- The problem -
Your task is to transcribe all of the data below exactly, omitting the images.

⁂

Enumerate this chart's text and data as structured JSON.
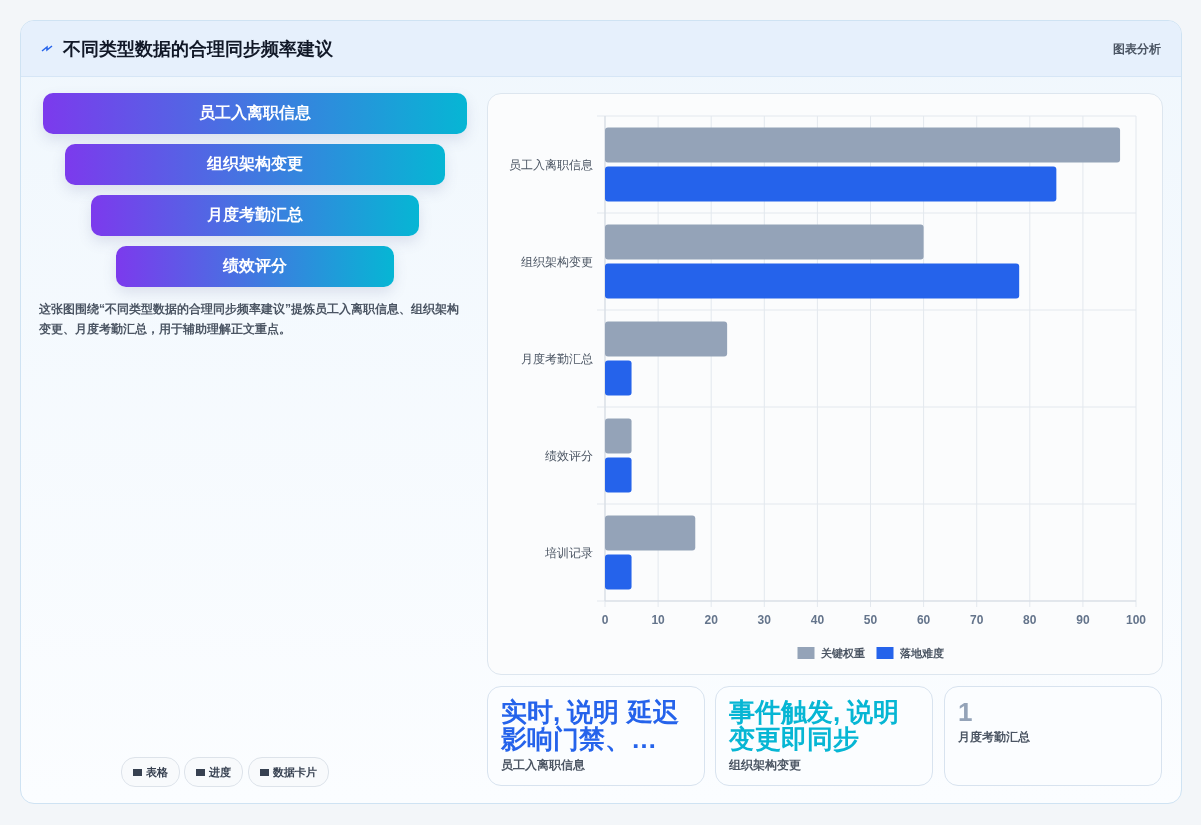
{
  "chart_data": [
    {
      "type": "other",
      "title": "不同类型数据的合理同步频率建议",
      "categories": [
        "员工入离职信息",
        "组织架构变更",
        "月度考勤汇总",
        "绩效评分"
      ],
      "annotations": [
        "图表分析",
        "这张图围绕“不同类型数据的合理同步频率建议”提炼员工入离职信息、组织架构变更、月度考勤汇总，用于辅助理解正文重点。",
        "表格",
        "进度",
        "数据卡片"
      ]
    },
    {
      "type": "bar",
      "orientation": "horizontal",
      "categories": [
        "员工入离职信息",
        "组织架构变更",
        "月度考勤汇总",
        "绩效评分",
        "培训记录"
      ],
      "series": [
        {
          "name": "关键权重",
          "color": "#94a3b8",
          "values": [
            97,
            60,
            23,
            5,
            17
          ]
        },
        {
          "name": "落地难度",
          "color": "#2563eb",
          "values": [
            85,
            78,
            5,
            5,
            5
          ]
        }
      ],
      "xlim": [
        0,
        100
      ],
      "xticks": [
        0,
        10,
        20,
        30,
        40,
        50,
        60,
        70,
        80,
        90,
        100
      ],
      "grid": true,
      "legend": "bottom"
    },
    {
      "type": "other",
      "categories": [
        "员工入离职信息",
        "组织架构变更",
        "月度考勤汇总"
      ],
      "value_labels": [
        "实时, 说明 延迟影响门禁、…",
        "事件触发, 说明变更即同步",
        "1"
      ]
    }
  ]
}
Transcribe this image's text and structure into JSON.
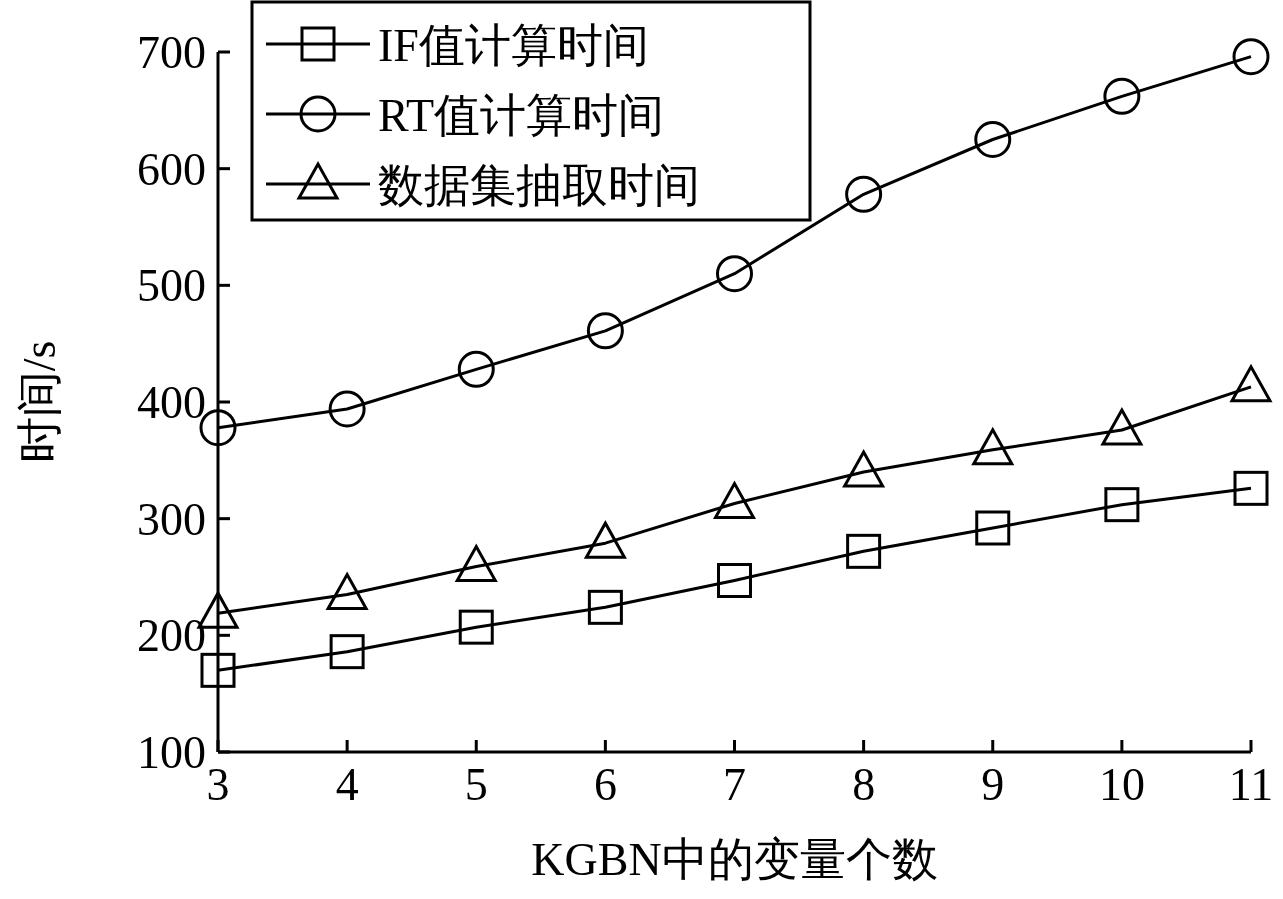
{
  "chart_data": {
    "type": "line",
    "xlabel": "KGBN中的变量个数",
    "ylabel": "时间/s",
    "x": [
      3,
      4,
      5,
      6,
      7,
      8,
      9,
      10,
      11
    ],
    "xlim": [
      3,
      11
    ],
    "xticks": [
      3,
      4,
      5,
      6,
      7,
      8,
      9,
      10,
      11
    ],
    "ylim": [
      100,
      700
    ],
    "yticks": [
      100,
      200,
      300,
      400,
      500,
      600,
      700
    ],
    "legend": "top left",
    "series": [
      {
        "name": "IF值计算时间",
        "color": "#000000",
        "marker": "square",
        "values": [
          170,
          186,
          207,
          224,
          247,
          272,
          292,
          312,
          326
        ]
      },
      {
        "name": "RT值计算时间",
        "color": "#000000",
        "marker": "circle",
        "values": [
          378,
          394,
          428,
          461,
          510,
          578,
          625,
          662,
          696
        ]
      },
      {
        "name": "数据集抽取时间",
        "color": "#000000",
        "marker": "triangle",
        "values": [
          219,
          235,
          259,
          279,
          313,
          340,
          359,
          376,
          413
        ]
      }
    ]
  }
}
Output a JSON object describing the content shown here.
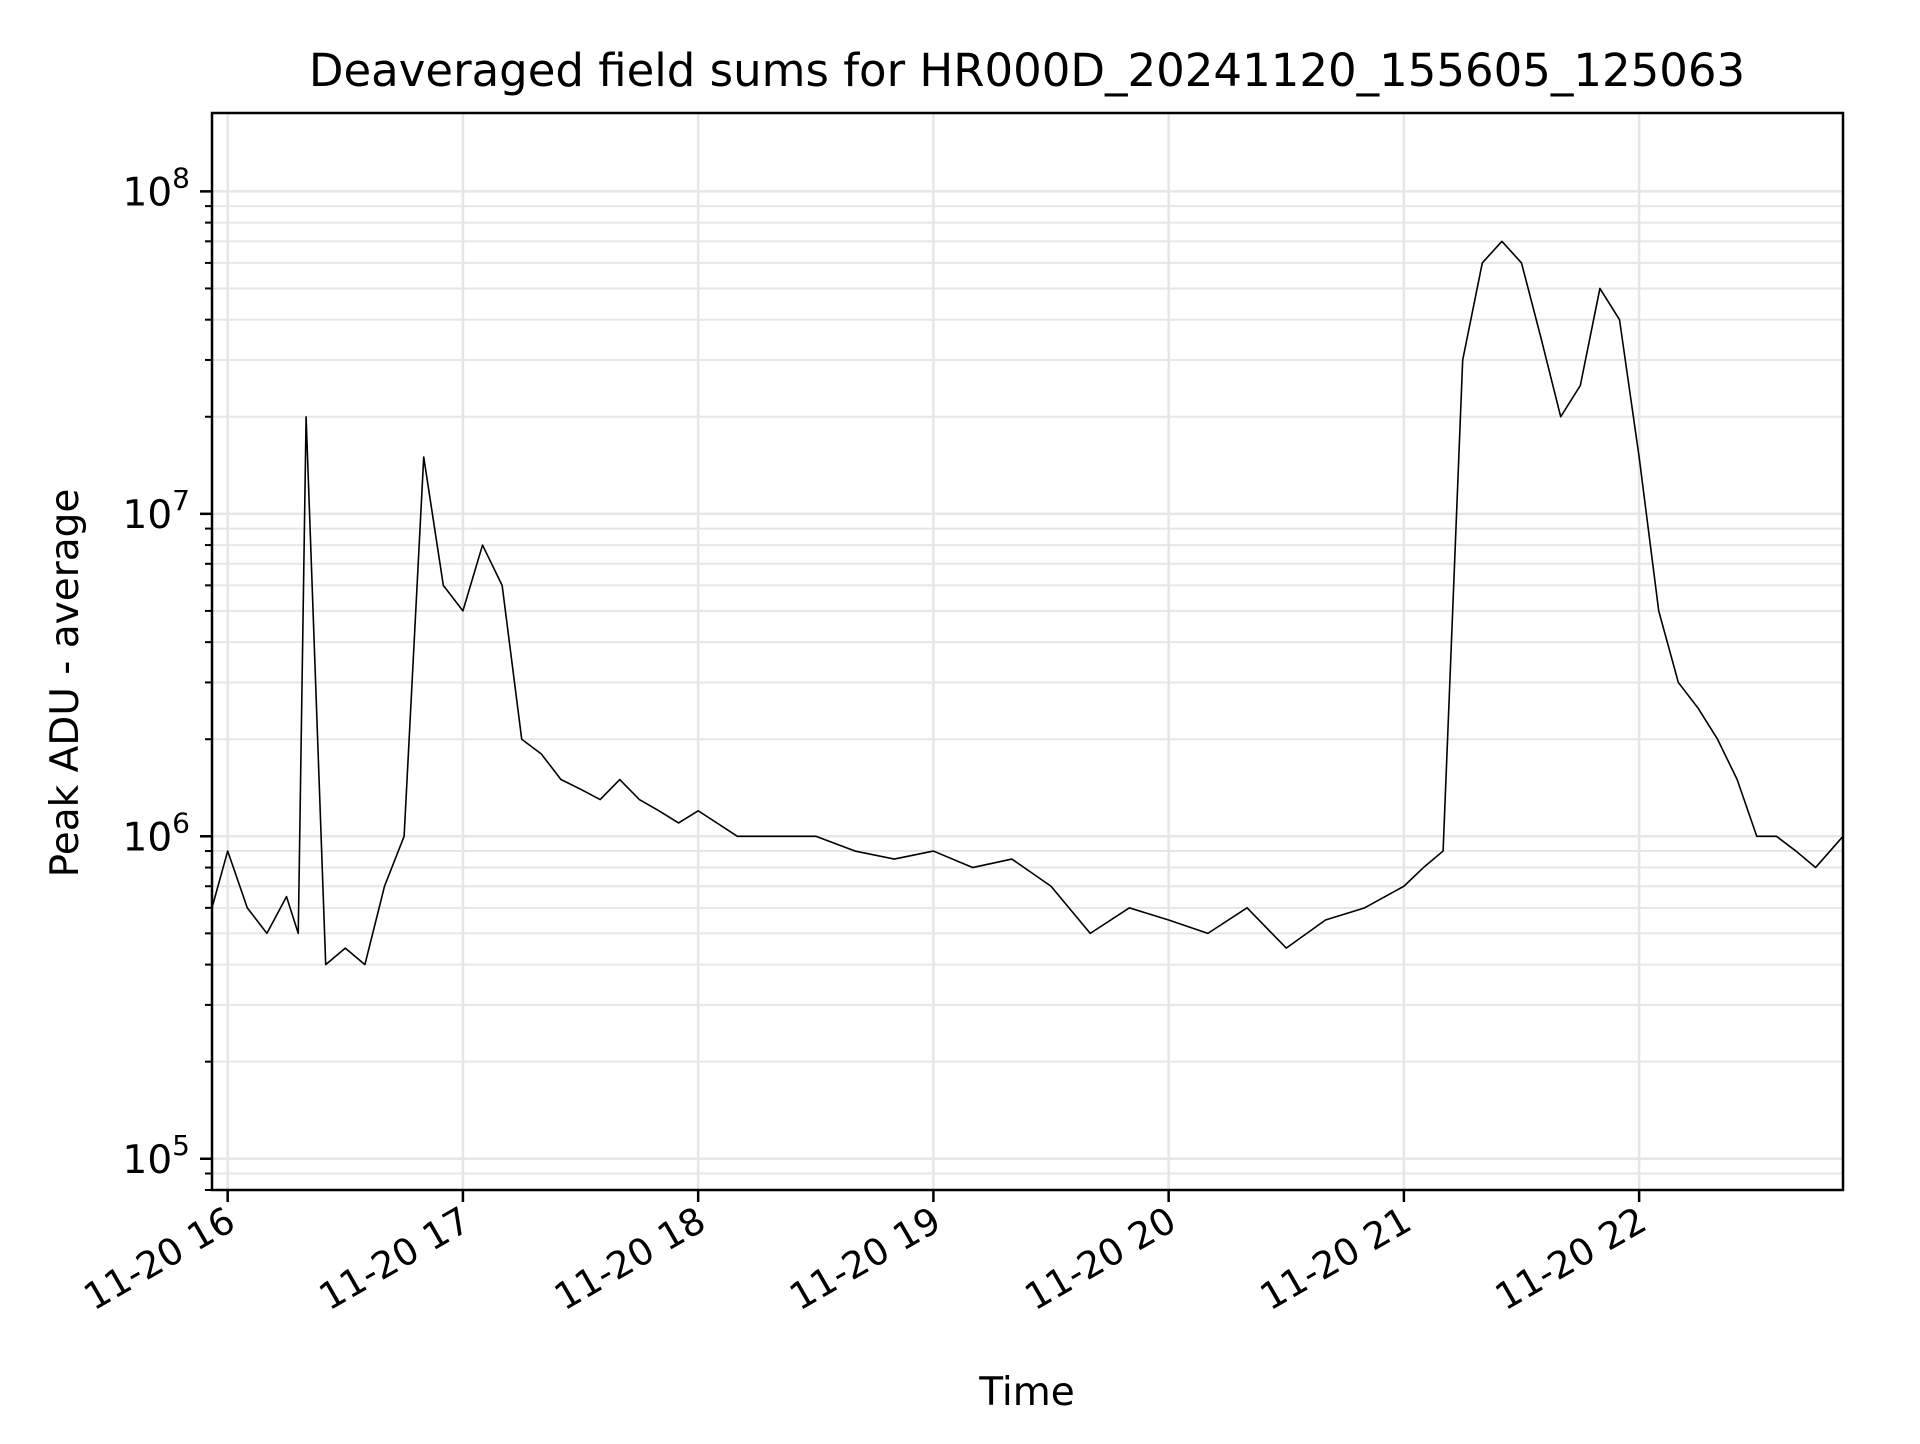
{
  "chart_data": {
    "type": "line",
    "title": "Deaveraged field sums for HR000D_20241120_155605_125063",
    "xlabel": "Time",
    "ylabel": "Peak ADU - average",
    "y_scale": "log",
    "ylim": [
      80000,
      175000000
    ],
    "xlim": [
      "2024-11-20 15:56",
      "2024-11-20 22:52"
    ],
    "grid": true,
    "line_color": "#000000",
    "x_ticks": [
      {
        "value": "2024-11-20 16:00",
        "label": "11-20 16"
      },
      {
        "value": "2024-11-20 17:00",
        "label": "11-20 17"
      },
      {
        "value": "2024-11-20 18:00",
        "label": "11-20 18"
      },
      {
        "value": "2024-11-20 19:00",
        "label": "11-20 19"
      },
      {
        "value": "2024-11-20 20:00",
        "label": "11-20 20"
      },
      {
        "value": "2024-11-20 21:00",
        "label": "11-20 21"
      },
      {
        "value": "2024-11-20 22:00",
        "label": "11-20 22"
      }
    ],
    "y_ticks": [
      {
        "value": 100000,
        "base": "10",
        "exp": "5"
      },
      {
        "value": 1000000,
        "base": "10",
        "exp": "6"
      },
      {
        "value": 10000000,
        "base": "10",
        "exp": "7"
      },
      {
        "value": 100000000,
        "base": "10",
        "exp": "8"
      }
    ],
    "series": [
      {
        "x": [
          "2024-11-20 15:56",
          "2024-11-20 16:00",
          "2024-11-20 16:05",
          "2024-11-20 16:10",
          "2024-11-20 16:15",
          "2024-11-20 16:18",
          "2024-11-20 16:20",
          "2024-11-20 16:25",
          "2024-11-20 16:30",
          "2024-11-20 16:35",
          "2024-11-20 16:40",
          "2024-11-20 16:45",
          "2024-11-20 16:50",
          "2024-11-20 16:55",
          "2024-11-20 17:00",
          "2024-11-20 17:05",
          "2024-11-20 17:10",
          "2024-11-20 17:15",
          "2024-11-20 17:20",
          "2024-11-20 17:25",
          "2024-11-20 17:30",
          "2024-11-20 17:35",
          "2024-11-20 17:40",
          "2024-11-20 17:45",
          "2024-11-20 17:50",
          "2024-11-20 17:55",
          "2024-11-20 18:00",
          "2024-11-20 18:10",
          "2024-11-20 18:20",
          "2024-11-20 18:30",
          "2024-11-20 18:40",
          "2024-11-20 18:50",
          "2024-11-20 19:00",
          "2024-11-20 19:10",
          "2024-11-20 19:20",
          "2024-11-20 19:30",
          "2024-11-20 19:40",
          "2024-11-20 19:50",
          "2024-11-20 20:00",
          "2024-11-20 20:10",
          "2024-11-20 20:20",
          "2024-11-20 20:30",
          "2024-11-20 20:40",
          "2024-11-20 20:50",
          "2024-11-20 21:00",
          "2024-11-20 21:05",
          "2024-11-20 21:10",
          "2024-11-20 21:15",
          "2024-11-20 21:20",
          "2024-11-20 21:25",
          "2024-11-20 21:30",
          "2024-11-20 21:35",
          "2024-11-20 21:40",
          "2024-11-20 21:45",
          "2024-11-20 21:50",
          "2024-11-20 21:55",
          "2024-11-20 22:00",
          "2024-11-20 22:05",
          "2024-11-20 22:10",
          "2024-11-20 22:15",
          "2024-11-20 22:20",
          "2024-11-20 22:25",
          "2024-11-20 22:30",
          "2024-11-20 22:35",
          "2024-11-20 22:40",
          "2024-11-20 22:45",
          "2024-11-20 22:52"
        ],
        "y": [
          600000,
          900000,
          600000,
          500000,
          650000,
          500000,
          20000000,
          400000,
          450000,
          400000,
          700000,
          1000000,
          15000000,
          6000000,
          5000000,
          8000000,
          6000000,
          2000000,
          1800000,
          1500000,
          1400000,
          1300000,
          1500000,
          1300000,
          1200000,
          1100000,
          1200000,
          1000000,
          1000000,
          1000000,
          900000,
          850000,
          900000,
          800000,
          850000,
          700000,
          500000,
          600000,
          550000,
          500000,
          600000,
          450000,
          550000,
          600000,
          700000,
          800000,
          900000,
          30000000,
          60000000,
          70000000,
          60000000,
          35000000,
          20000000,
          25000000,
          50000000,
          40000000,
          15000000,
          5000000,
          3000000,
          2500000,
          2000000,
          1500000,
          1000000,
          1000000,
          900000,
          800000,
          1000000
        ]
      }
    ]
  }
}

⁂

- Written response -
Enumerate this chart's text and data as structured JSON.
{
  "chart_data": [
    {
      "type": "other",
      "title": "不同类型数据的合理同步频率建议",
      "categories": [
        "员工入离职信息",
        "组织架构变更",
        "月度考勤汇总",
        "绩效评分"
      ],
      "annotations": [
        "图表分析",
        "这张图围绕“不同类型数据的合理同步频率建议”提炼员工入离职信息、组织架构变更、月度考勤汇总，用于辅助理解正文重点。",
        "表格",
        "进度",
        "数据卡片"
      ]
    },
    {
      "type": "bar",
      "orientation": "horizontal",
      "categories": [
        "员工入离职信息",
        "组织架构变更",
        "月度考勤汇总",
        "绩效评分",
        "培训记录"
      ],
      "series": [
        {
          "name": "关键权重",
          "color": "#94a3b8",
          "values": [
            97,
            60,
            23,
            5,
            17
          ]
        },
        {
          "name": "落地难度",
          "color": "#2563eb",
          "values": [
            85,
            78,
            5,
            5,
            5
          ]
        }
      ],
      "xlim": [
        0,
        100
      ],
      "xticks": [
        0,
        10,
        20,
        30,
        40,
        50,
        60,
        70,
        80,
        90,
        100
      ],
      "grid": true,
      "legend": "bottom"
    },
    {
      "type": "other",
      "categories": [
        "员工入离职信息",
        "组织架构变更",
        "月度考勤汇总"
      ],
      "value_labels": [
        "实时, 说明 延迟影响门禁、…",
        "事件触发, 说明变更即同步",
        "1"
      ]
    }
  ]
}
Transcribe this image's text and structure into JSON.
{
  "chart_data": {
    "type": "line",
    "xlabel": "KGBN中的变量个数",
    "ylabel": "时间/s",
    "x": [
      3,
      4,
      5,
      6,
      7,
      8,
      9,
      10,
      11
    ],
    "xlim": [
      3,
      11
    ],
    "xticks": [
      3,
      4,
      5,
      6,
      7,
      8,
      9,
      10,
      11
    ],
    "ylim": [
      100,
      700
    ],
    "yticks": [
      100,
      200,
      300,
      400,
      500,
      600,
      700
    ],
    "legend": "top left",
    "series": [
      {
        "name": "IF值计算时间",
        "color": "#000000",
        "marker": "square",
        "values": [
          170,
          186,
          207,
          224,
          247,
          272,
          292,
          312,
          326
        ]
      },
      {
        "name": "RT值计算时间",
        "color": "#000000",
        "marker": "circle",
        "values": [
          378,
          394,
          428,
          461,
          510,
          578,
          625,
          662,
          696
        ]
      },
      {
        "name": "数据集抽取时间",
        "color": "#000000",
        "marker": "triangle",
        "values": [
          219,
          235,
          259,
          279,
          313,
          340,
          359,
          376,
          413
        ]
      }
    ]
  }
}
Output a JSON object describing the content shown here.
{
  "chart_data": {
    "type": "line",
    "title": "Deaveraged field sums for HR000D_20241120_155605_125063",
    "xlabel": "Time",
    "ylabel": "Peak ADU - average",
    "y_scale": "log",
    "ylim": [
      80000,
      175000000
    ],
    "xlim": [
      "2024-11-20 15:56",
      "2024-11-20 22:52"
    ],
    "grid": true,
    "line_color": "#000000",
    "x_ticks": [
      {
        "value": "2024-11-20 16:00",
        "label": "11-20 16"
      },
      {
        "value": "2024-11-20 17:00",
        "label": "11-20 17"
      },
      {
        "value": "2024-11-20 18:00",
        "label": "11-20 18"
      },
      {
        "value": "2024-11-20 19:00",
        "label": "11-20 19"
      },
      {
        "value": "2024-11-20 20:00",
        "label": "11-20 20"
      },
      {
        "value": "2024-11-20 21:00",
        "label": "11-20 21"
      },
      {
        "value": "2024-11-20 22:00",
        "label": "11-20 22"
      }
    ],
    "y_ticks": [
      {
        "value": 100000,
        "base": "10",
        "exp": "5"
      },
      {
        "value": 1000000,
        "base": "10",
        "exp": "6"
      },
      {
        "value": 10000000,
        "base": "10",
        "exp": "7"
      },
      {
        "value": 100000000,
        "base": "10",
        "exp": "8"
      }
    ],
    "series": [
      {
        "x": [
          "2024-11-20 15:56",
          "2024-11-20 16:00",
          "2024-11-20 16:05",
          "2024-11-20 16:10",
          "2024-11-20 16:15",
          "2024-11-20 16:18",
          "2024-11-20 16:20",
          "2024-11-20 16:25",
          "2024-11-20 16:30",
          "2024-11-20 16:35",
          "2024-11-20 16:40",
          "2024-11-20 16:45",
          "2024-11-20 16:50",
          "2024-11-20 16:55",
          "2024-11-20 17:00",
          "2024-11-20 17:05",
          "2024-11-20 17:10",
          "2024-11-20 17:15",
          "2024-11-20 17:20",
          "2024-11-20 17:25",
          "2024-11-20 17:30",
          "2024-11-20 17:35",
          "2024-11-20 17:40",
          "2024-11-20 17:45",
          "2024-11-20 17:50",
          "2024-11-20 17:55",
          "2024-11-20 18:00",
          "2024-11-20 18:10",
          "2024-11-20 18:20",
          "2024-11-20 18:30",
          "2024-11-20 18:40",
          "2024-11-20 18:50",
          "2024-11-20 19:00",
          "2024-11-20 19:10",
          "2024-11-20 19:20",
          "2024-11-20 19:30",
          "2024-11-20 19:40",
          "2024-11-20 19:50",
          "2024-11-20 20:00",
          "2024-11-20 20:10",
          "2024-11-20 20:20",
          "2024-11-20 20:30",
          "2024-11-20 20:40",
          "2024-11-20 20:50",
          "2024-11-20 21:00",
          "2024-11-20 21:05",
          "2024-11-20 21:10",
          "2024-11-20 21:15",
          "2024-11-20 21:20",
          "2024-11-20 21:25",
          "2024-11-20 21:30",
          "2024-11-20 21:35",
          "2024-11-20 21:40",
          "2024-11-20 21:45",
          "2024-11-20 21:50",
          "2024-11-20 21:55",
          "2024-11-20 22:00",
          "2024-11-20 22:05",
          "2024-11-20 22:10",
          "2024-11-20 22:15",
          "2024-11-20 22:20",
          "2024-11-20 22:25",
          "2024-11-20 22:30",
          "2024-11-20 22:35",
          "2024-11-20 22:40",
          "2024-11-20 22:45",
          "2024-11-20 22:52"
        ],
        "y": [
          600000,
          900000,
          600000,
          500000,
          650000,
          500000,
          20000000,
          400000,
          450000,
          400000,
          700000,
          1000000,
          15000000,
          6000000,
          5000000,
          8000000,
          6000000,
          2000000,
          1800000,
          1500000,
          1400000,
          1300000,
          1500000,
          1300000,
          1200000,
          1100000,
          1200000,
          1000000,
          1000000,
          1000000,
          900000,
          850000,
          900000,
          800000,
          850000,
          700000,
          500000,
          600000,
          550000,
          500000,
          600000,
          450000,
          550000,
          600000,
          700000,
          800000,
          900000,
          30000000,
          60000000,
          70000000,
          60000000,
          35000000,
          20000000,
          25000000,
          50000000,
          40000000,
          15000000,
          5000000,
          3000000,
          2500000,
          2000000,
          1500000,
          1000000,
          1000000,
          900000,
          800000,
          1000000
        ]
      }
    ]
  }
}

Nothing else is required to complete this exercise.